→ Exercise task 1: In the listing, change "svg-text" to "chart-label" and leave everything else unchanged. Begin at the line that has "svg-text:25/06: 25/06 (514, 358, 532, 402)", stop after the one with "svg-text:24/04: 24/04 (152, 358, 170, 402)", and return only those lines.

→ Quoted passage:
The analysis in Humphrey proceeded as follows:
In the present case, the defendant voluntarily went with the State police to be interrogated. Several of the State police officers who were involved in the interrogation testified that the defendant was not under arrest initially and could have left at any time of his own free will. Before the interrogation, the defendant was a suspect in the case, but it is not clear, based upon the record, that the police had probable cause to arrest until he orally confessed by stating, “I did it.” It was at this point shortly after 9:00 p.m. that the prompt presentment rule was triggered.
Id. at 268,
In syllabus point two of State v. Hosea,
The Court is constitutionally obligated to give plenary, independent, and de novo review to the ultimate question of whether a particular confession was obtained as a result of the delay in the presentment of a juvenile after being taken into custody before a referee, circuit judge, or a magistrate when the primary purpose of the delay was to obtain a confession from the juvenile. The factual findings upon which the ultimate question of admissibility is predicated will be reviewed under the deferential standard of clearly erroneous.
Applying that standard of review, this Court competently navigated the facts and procedural requirements relevant to Hosea, a case very similar to the one to which I am presently dissenting. In Hosea, the juvenile also challenged the admission of his confession given prior to presentment to a magistrate under West Virginia Code § 49-5-8(d).

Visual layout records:
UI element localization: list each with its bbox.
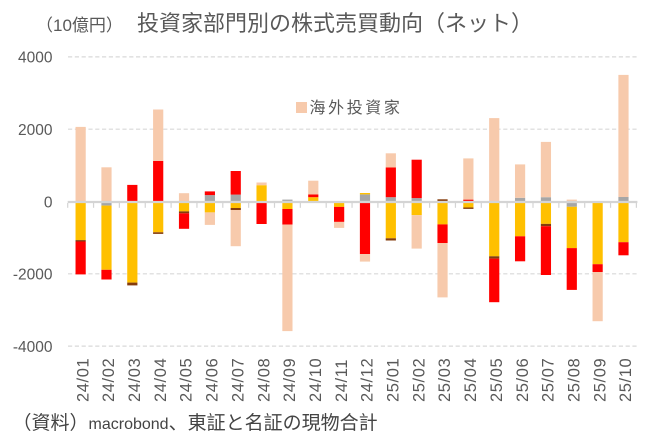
svg-text:25/06: 25/06 (514, 358, 532, 402)
svg-text:0: 0 (44, 194, 53, 211)
svg-text:24/02: 24/02 (100, 358, 118, 402)
svg-text:24/07: 24/07 (229, 358, 247, 402)
svg-text:25/09: 25/09 (591, 358, 609, 402)
svg-text:25/10: 25/10 (617, 358, 635, 402)
svg-text:4000: 4000 (18, 50, 53, 67)
svg-text:24/01: 24/01 (74, 358, 92, 402)
svg-text:24/03: 24/03 (126, 358, 144, 402)
svg-text:海外投資家: 海外投資家 (310, 99, 403, 117)
svg-text:24/10: 24/10 (307, 358, 325, 402)
svg-text:-2000: -2000 (13, 267, 53, 284)
svg-text:-4000: -4000 (13, 339, 53, 356)
svg-text:24/04: 24/04 (152, 358, 170, 402)
svg-text:24/05: 24/05 (178, 358, 196, 402)
svg-text:24/11: 24/11 (333, 359, 351, 402)
svg-text:24/09: 24/09 (281, 358, 299, 402)
svg-text:25/01: 25/01 (385, 358, 403, 402)
svg-text:2000: 2000 (18, 122, 53, 139)
svg-text:25/05: 25/05 (488, 358, 506, 402)
svg-text:24/12: 24/12 (359, 358, 377, 402)
svg-text:24/08: 24/08 (255, 358, 273, 402)
svg-text:24/06: 24/06 (204, 358, 222, 402)
svg-text:25/03: 25/03 (436, 358, 454, 402)
svg-text:25/02: 25/02 (410, 358, 428, 402)
svg-text:25/08: 25/08 (565, 358, 583, 402)
svg-text:25/04: 25/04 (462, 358, 480, 402)
svg-text:25/07: 25/07 (540, 358, 558, 402)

→ Exercise task 2: Translate this sentence from the legal passage into Spanish: "In Hosea, the juvenile also challenged the admission of his confession given prior to presentment to a magistrate under West Virginia Code § 49-5-8(d)."

→ Written reply 1:
chart-label:25/06: 25/06 (514, 358, 532, 402)
chart-label:0: 0 (44, 194, 53, 211)
chart-label:24/02: 24/02 (100, 358, 118, 402)
chart-label:24/07: 24/07 (229, 358, 247, 402)
chart-label:25/09: 25/09 (591, 358, 609, 402)
chart-label:25/10: 25/10 (617, 358, 635, 402)
chart-label:4000: 4000 (18, 50, 53, 67)
chart-label:24/01: 24/01 (74, 358, 92, 402)
chart-label:24/03: 24/03 (126, 358, 144, 402)
chart-label:海外投資家: 海外投資家 (310, 99, 403, 117)
chart-label:24/10: 24/10 (307, 358, 325, 402)
chart-label:-2000: -2000 (13, 267, 53, 284)
chart-label:-4000: -4000 (13, 339, 53, 356)
chart-label:24/04: 24/04 (152, 358, 170, 402)

→ Written reply 2: En Hosea, el menor también impugnó la admisión de su confesión prestada antes de su presentación ante un magistrado conforme al Código de Virginia Occidental § 49-5-8(d).